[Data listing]

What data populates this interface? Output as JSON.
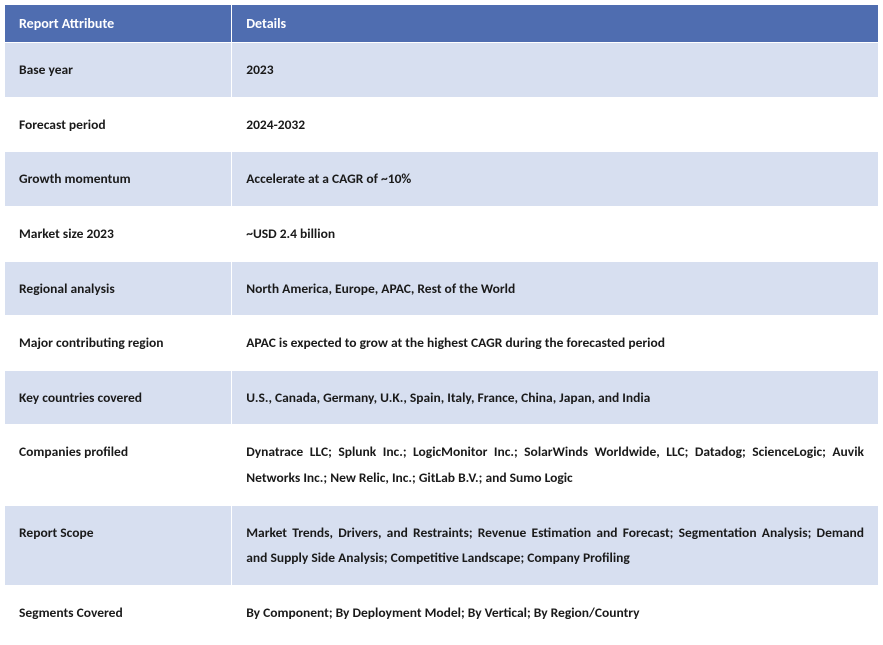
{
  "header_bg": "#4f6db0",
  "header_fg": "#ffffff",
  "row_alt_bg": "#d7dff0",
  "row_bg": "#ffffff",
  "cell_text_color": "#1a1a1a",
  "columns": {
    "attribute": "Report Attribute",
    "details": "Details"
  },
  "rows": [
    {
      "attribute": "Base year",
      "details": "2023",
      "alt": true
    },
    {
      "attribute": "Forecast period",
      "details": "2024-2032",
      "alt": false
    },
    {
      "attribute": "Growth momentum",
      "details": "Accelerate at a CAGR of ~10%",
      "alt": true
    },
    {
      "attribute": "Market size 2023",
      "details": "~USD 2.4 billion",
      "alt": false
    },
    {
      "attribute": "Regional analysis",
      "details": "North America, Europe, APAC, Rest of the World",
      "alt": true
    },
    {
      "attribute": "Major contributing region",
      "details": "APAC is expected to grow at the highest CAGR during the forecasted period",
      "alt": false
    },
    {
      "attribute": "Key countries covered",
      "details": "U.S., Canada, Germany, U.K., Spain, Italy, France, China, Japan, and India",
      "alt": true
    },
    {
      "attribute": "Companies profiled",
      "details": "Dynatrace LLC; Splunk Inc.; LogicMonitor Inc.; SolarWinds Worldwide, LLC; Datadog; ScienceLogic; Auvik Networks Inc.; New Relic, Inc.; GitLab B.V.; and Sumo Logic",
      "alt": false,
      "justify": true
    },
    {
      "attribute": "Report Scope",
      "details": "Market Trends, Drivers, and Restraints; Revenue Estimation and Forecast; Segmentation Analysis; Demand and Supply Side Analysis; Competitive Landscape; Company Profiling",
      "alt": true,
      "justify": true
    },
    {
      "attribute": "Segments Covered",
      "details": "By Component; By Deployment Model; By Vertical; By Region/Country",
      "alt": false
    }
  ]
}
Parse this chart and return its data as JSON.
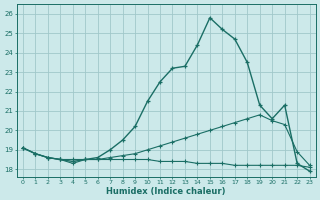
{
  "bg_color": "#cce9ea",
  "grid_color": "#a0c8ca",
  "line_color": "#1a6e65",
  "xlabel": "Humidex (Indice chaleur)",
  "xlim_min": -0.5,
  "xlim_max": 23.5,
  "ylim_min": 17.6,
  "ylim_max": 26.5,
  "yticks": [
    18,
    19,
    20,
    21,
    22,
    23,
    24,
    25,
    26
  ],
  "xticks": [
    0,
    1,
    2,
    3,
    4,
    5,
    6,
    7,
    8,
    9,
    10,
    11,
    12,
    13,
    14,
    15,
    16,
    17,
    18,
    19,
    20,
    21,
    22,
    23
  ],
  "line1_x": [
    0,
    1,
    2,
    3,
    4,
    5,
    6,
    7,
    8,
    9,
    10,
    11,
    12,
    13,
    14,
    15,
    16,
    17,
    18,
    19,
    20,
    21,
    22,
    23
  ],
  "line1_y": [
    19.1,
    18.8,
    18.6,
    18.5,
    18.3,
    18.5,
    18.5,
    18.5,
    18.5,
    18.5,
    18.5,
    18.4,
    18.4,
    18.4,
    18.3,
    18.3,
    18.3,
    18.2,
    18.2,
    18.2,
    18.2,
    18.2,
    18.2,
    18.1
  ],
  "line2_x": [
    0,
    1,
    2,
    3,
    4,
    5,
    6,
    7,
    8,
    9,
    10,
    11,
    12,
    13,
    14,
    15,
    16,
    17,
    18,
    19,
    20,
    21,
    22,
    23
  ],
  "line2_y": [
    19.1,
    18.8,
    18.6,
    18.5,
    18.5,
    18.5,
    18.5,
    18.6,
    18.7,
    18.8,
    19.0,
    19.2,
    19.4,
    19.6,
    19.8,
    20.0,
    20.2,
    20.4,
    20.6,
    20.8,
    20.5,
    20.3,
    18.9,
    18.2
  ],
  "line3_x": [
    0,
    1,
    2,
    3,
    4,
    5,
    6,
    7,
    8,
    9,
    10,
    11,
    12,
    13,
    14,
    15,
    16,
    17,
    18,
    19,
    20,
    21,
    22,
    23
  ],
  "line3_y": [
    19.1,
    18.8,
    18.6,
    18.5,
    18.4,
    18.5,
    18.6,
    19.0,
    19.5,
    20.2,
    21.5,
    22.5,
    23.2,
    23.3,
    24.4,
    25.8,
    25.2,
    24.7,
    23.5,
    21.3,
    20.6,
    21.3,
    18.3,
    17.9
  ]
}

WHAT THE TASK ASKS: Restate the full listing verbatim and drop every picture.

EXERCISE OUTPUT:
What data populates this interface? Output as JSON.
{
  "header_bg": "#4f6db0",
  "header_fg": "#ffffff",
  "row_alt_bg": "#d7dff0",
  "row_bg": "#ffffff",
  "cell_text_color": "#1a1a1a",
  "columns": {
    "attribute": "Report Attribute",
    "details": "Details"
  },
  "rows": [
    {
      "attribute": "Base year",
      "details": "2023",
      "alt": true
    },
    {
      "attribute": "Forecast period",
      "details": "2024-2032",
      "alt": false
    },
    {
      "attribute": "Growth momentum",
      "details": "Accelerate at a CAGR of ~10%",
      "alt": true
    },
    {
      "attribute": "Market size 2023",
      "details": "~USD 2.4 billion",
      "alt": false
    },
    {
      "attribute": "Regional analysis",
      "details": "North America, Europe, APAC, Rest of the World",
      "alt": true
    },
    {
      "attribute": "Major contributing region",
      "details": "APAC is expected to grow at the highest CAGR during the forecasted period",
      "alt": false
    },
    {
      "attribute": "Key countries covered",
      "details": "U.S., Canada, Germany, U.K., Spain, Italy, France, China, Japan, and India",
      "alt": true
    },
    {
      "attribute": "Companies profiled",
      "details": "Dynatrace LLC; Splunk Inc.; LogicMonitor Inc.; SolarWinds Worldwide, LLC; Datadog; ScienceLogic; Auvik Networks Inc.; New Relic, Inc.; GitLab B.V.; and Sumo Logic",
      "alt": false,
      "justify": true
    },
    {
      "attribute": "Report Scope",
      "details": "Market Trends, Drivers, and Restraints; Revenue Estimation and Forecast; Segmentation Analysis; Demand and Supply Side Analysis; Competitive Landscape; Company Profiling",
      "alt": true,
      "justify": true
    },
    {
      "attribute": "Segments Covered",
      "details": "By Component; By Deployment Model; By Vertical; By Region/Country",
      "alt": false
    }
  ]
}
Parse this chart and return its data as JSON.
{
  "bg_color": "#cce9ea",
  "grid_color": "#a0c8ca",
  "line_color": "#1a6e65",
  "xlabel": "Humidex (Indice chaleur)",
  "xlim_min": -0.5,
  "xlim_max": 23.5,
  "ylim_min": 17.6,
  "ylim_max": 26.5,
  "yticks": [
    18,
    19,
    20,
    21,
    22,
    23,
    24,
    25,
    26
  ],
  "xticks": [
    0,
    1,
    2,
    3,
    4,
    5,
    6,
    7,
    8,
    9,
    10,
    11,
    12,
    13,
    14,
    15,
    16,
    17,
    18,
    19,
    20,
    21,
    22,
    23
  ],
  "line1_x": [
    0,
    1,
    2,
    3,
    4,
    5,
    6,
    7,
    8,
    9,
    10,
    11,
    12,
    13,
    14,
    15,
    16,
    17,
    18,
    19,
    20,
    21,
    22,
    23
  ],
  "line1_y": [
    19.1,
    18.8,
    18.6,
    18.5,
    18.3,
    18.5,
    18.5,
    18.5,
    18.5,
    18.5,
    18.5,
    18.4,
    18.4,
    18.4,
    18.3,
    18.3,
    18.3,
    18.2,
    18.2,
    18.2,
    18.2,
    18.2,
    18.2,
    18.1
  ],
  "line2_x": [
    0,
    1,
    2,
    3,
    4,
    5,
    6,
    7,
    8,
    9,
    10,
    11,
    12,
    13,
    14,
    15,
    16,
    17,
    18,
    19,
    20,
    21,
    22,
    23
  ],
  "line2_y": [
    19.1,
    18.8,
    18.6,
    18.5,
    18.5,
    18.5,
    18.5,
    18.6,
    18.7,
    18.8,
    19.0,
    19.2,
    19.4,
    19.6,
    19.8,
    20.0,
    20.2,
    20.4,
    20.6,
    20.8,
    20.5,
    20.3,
    18.9,
    18.2
  ],
  "line3_x": [
    0,
    1,
    2,
    3,
    4,
    5,
    6,
    7,
    8,
    9,
    10,
    11,
    12,
    13,
    14,
    15,
    16,
    17,
    18,
    19,
    20,
    21,
    22,
    23
  ],
  "line3_y": [
    19.1,
    18.8,
    18.6,
    18.5,
    18.4,
    18.5,
    18.6,
    19.0,
    19.5,
    20.2,
    21.5,
    22.5,
    23.2,
    23.3,
    24.4,
    25.8,
    25.2,
    24.7,
    23.5,
    21.3,
    20.6,
    21.3,
    18.3,
    17.9
  ]
}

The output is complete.